[begin Provided data]

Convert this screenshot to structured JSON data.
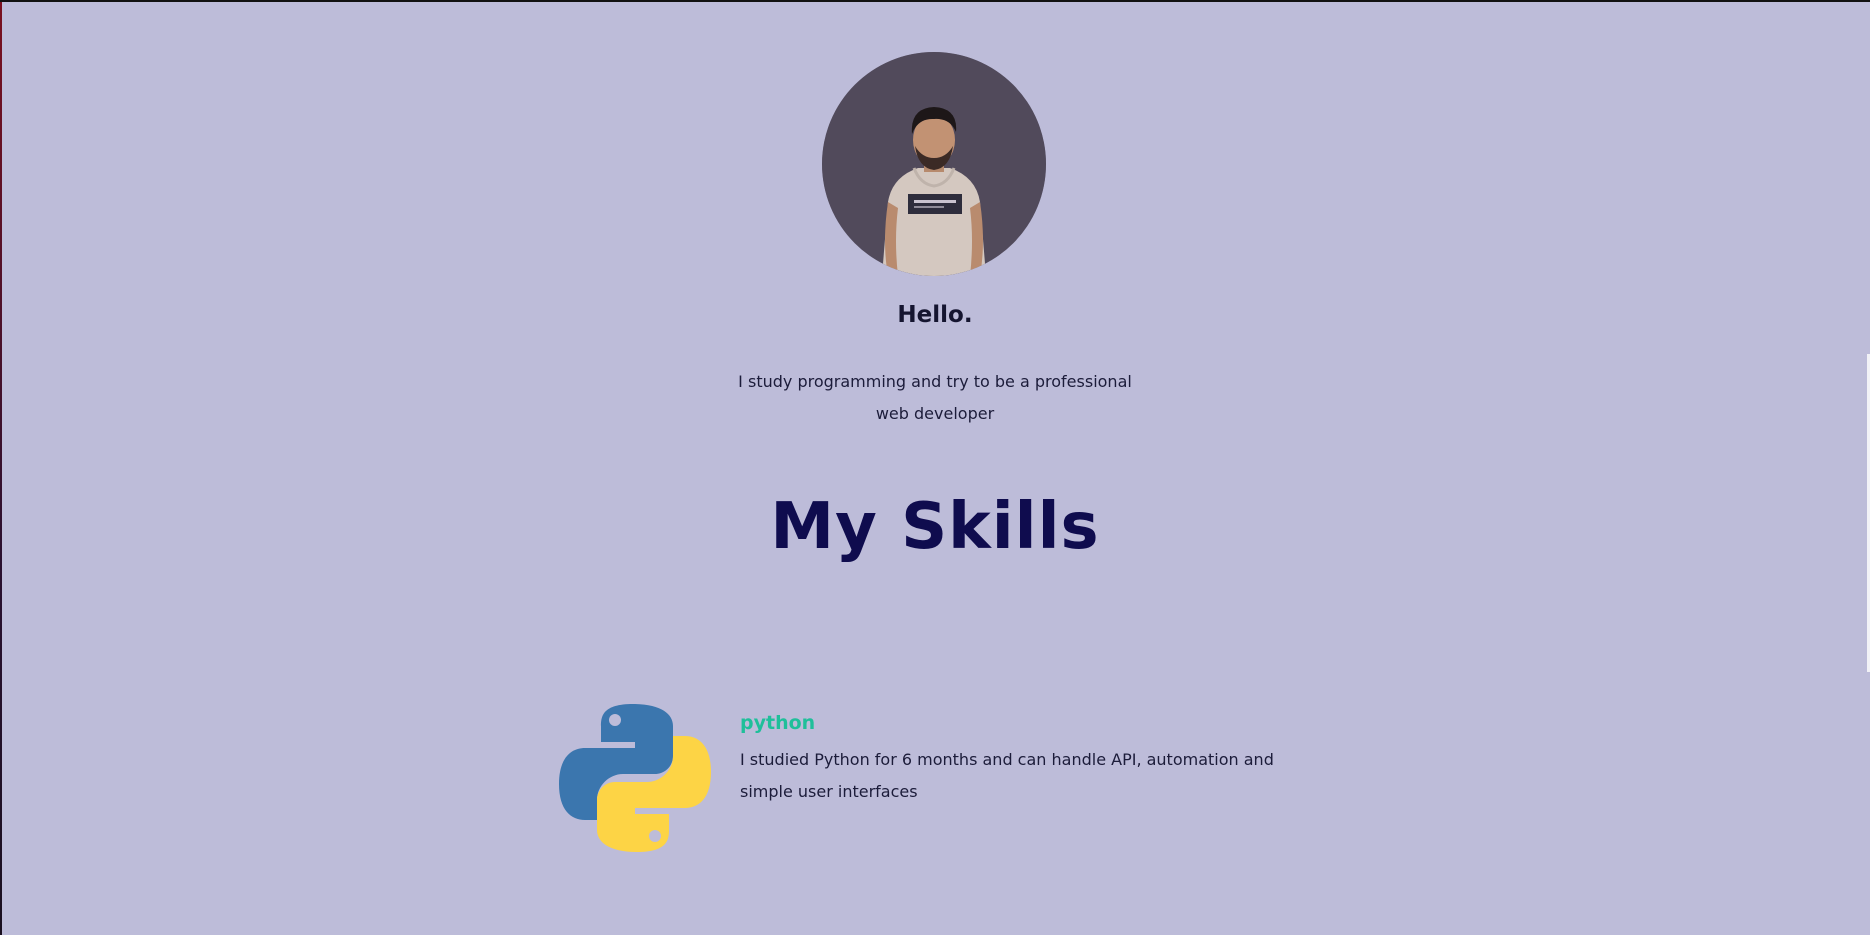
{
  "profile": {
    "avatar": "profile-photo",
    "greeting": "Hello.",
    "intro": "I study programming and try to be a professional web developer"
  },
  "skills_section": {
    "title": "My Skills",
    "items": [
      {
        "icon": "python-logo-icon",
        "name": "python",
        "description": "I studied Python for 6 months and can handle API, automation and simple user interfaces"
      }
    ]
  },
  "colors": {
    "background": "#bdbcd9",
    "title": "#0f0c4e",
    "skill_name": "#1fbf9a",
    "text": "#1c1c3a"
  }
}
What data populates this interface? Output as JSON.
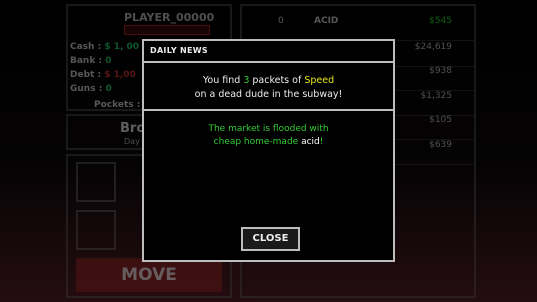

[end Provided data]

◆ **Instruction**: Every line above should be repeated exactly; pictures stay out of the copy.

◆ **Problem solution**:
Convert this screenshot to structured JSON data.
{
  "profile": {
    "avatar": "profile-photo",
    "greeting": "Hello.",
    "intro": "I study programming and try to be a professional web developer"
  },
  "skills_section": {
    "title": "My Skills",
    "items": [
      {
        "icon": "python-logo-icon",
        "name": "python",
        "description": "I studied Python for 6 months and can handle API, automation and simple user interfaces"
      }
    ]
  },
  "colors": {
    "background": "#bdbcd9",
    "title": "#0f0c4e",
    "skill_name": "#1fbf9a",
    "text": "#1c1c3a"
  }
}
What data populates this interface? Output as JSON.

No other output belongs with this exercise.